▶ [Consigne 1]: Recopiez à l'identique le passage du texte sur l'olivier qui s'ouvre sur les mots contenant « Deux ans après » et se clôt sur « aussi… les oliviers. ».
▶ [Consigne 2]: D'après le texte sur l'olivier, quelle part des oliveraies de Gaza a été anéantie par les attaques israéliennes ?

▶ [Texte fourni]:
++++++++

L’olivier, un symbole de résistance en temps de génocide
"Malgré la mort qui nous entoure chaque jour, nous refusons d’abandonner notre héritage culturel. Transmettre l’amour de l’olivier à nos enfants, c’est leur donner une identité."
A quelques jours du 8 octobre, qui marque deux ans de génocide orchestré par l’Occident en Palestine, je ne pouvais pas faire l’impasse sur ce sujet essentiel. Dans un contexte où les journalistes sont empêché·es de se rendre à Gaza et où celles et ceux qui y vivent et y travaillent sont méthodiquement assassiné·es par l’état colonial d’Israël, il me semble indispensable de soutenir les journalistes qui y sont encore en activité - c’est-à-dire en vie.
J’ai donc invité l’écrivaine Palestinienne Sarah Emad Al-Zaq à nous écrire un article sur l’angle de son choix. A travers ses productions médiatiques et ses postes sur les réseaux sociaux, elle documente au quotidien les réalités des Gazaoui·es : la vie sous les bombes, les déplacements forcés, la famine organisée. Aujourd’hui, elle a décidé de nous parler d’une forme particulière de résistance : la transmission de l’amour des oliviers. Véritable symbole de l’identité nationale palestinienne, l’olivier relie les Palestinien·nes à leur terre. Un enjeu central quand les colons justifient leur entreprise coloniale par l’inexistence du peuple Palestinien et par leur absence de lien avec leur terre. En ce début d’automne, début de la période de cueillette des olives, de moins en moins de Palestinien·nes sont en mesure de prendre soin de leurs oliviers.
Bonne lecture et free Palestine !
Malgré la mort qui nous entoure chaque jour, nous refusons d’abandonner notre héritage culturel. L’olivier demeure notre repère : nous l’enseignons à nos enfants comme on transmet une prière. Cueillir une olive, conserver son huile, partager un repas autour de son goût amer et doux à la fois, ce sont des gestes simples, mais qui deviennent des actes de survie culturelle. Dans les ruines, au milieu des pertes innombrables, nous insistons à garder vivante cette mémoire. Car transmettre l’amour de l’olivier à nos enfants, c’est leur donner plus qu’un fruit : c’est leur donner une identité, une histoire et une promesse de continuité.
Deux ans après le génocide : une récolte volée
Israël n’a laissé à Gaza aucun héritage culturel intact. La ville est éprouvée par les guerres successives. Mais le peuple reste comme l’olivier… des racines solides et des branches qui s’élèvent vers le ciel.
Depuis octobre 2023, Gaza fait face à une destruction sans précédent. Selon l’Organisation des Nations Unies, 78 % des immeubles de la bande de Gaza ont été détruits, partiellement ou totalement, par Israël. L’état colonial cible consciemment les hôpitaux, les écoles et les habitations mais aussi… les oliviers.
Plus de 75 % des oliveraies ont été anéanties par les attaques israéliennes, privant la population de sa principale source de subsistance et d’un patrimoine culturel millénaire. Les terres agricoles, jadis fertiles, sont devenues stériles, et des familles entières se retrouvent sans ressources pour survivre. La récolte des olives, symbole de rassemblement et de transmission, n’est plus qu’un souvenir lointain pour beaucoup, tandis que les rares arbres encore debout témoignent de la résilience d’un peuple déterminé à préserver son héritage malgré le chaos.

++++++++

▶ [Extrait des données]:
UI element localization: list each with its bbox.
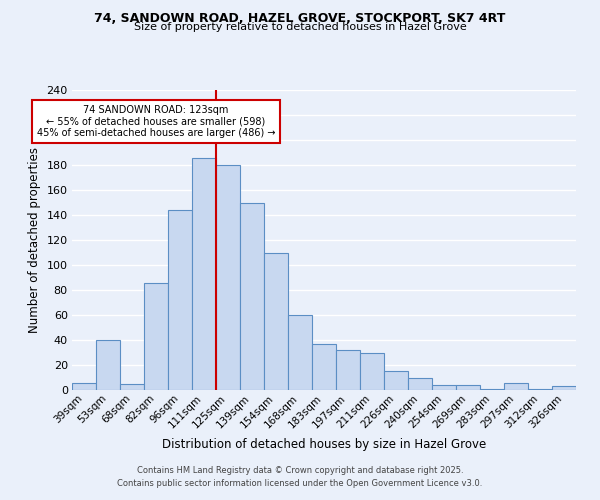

++++++++

▶ [Résultat de l'exercice 1]:
Deux ans après le génocide : une récolte volée
Israël n’a laissé à Gaza aucun héritage culturel intact. La ville est éprouvée par les guerres successives. Mais le peuple reste comme l’olivier… des racines solides et des branches qui s’élèvent vers le ciel.
Depuis octobre 2023, Gaza fait face à une destruction sans précédent. Selon l’Organisation des Nations Unies, 78 % des immeubles de la bande de Gaza ont été détruits, partiellement ou totalement, par Israël. L’état colonial cible consciemment les hôpitaux, les écoles et les habitations mais aussi… les oliviers.

▶ [Résultat de l'exercice 2]: Plus de 75 % des oliveraies.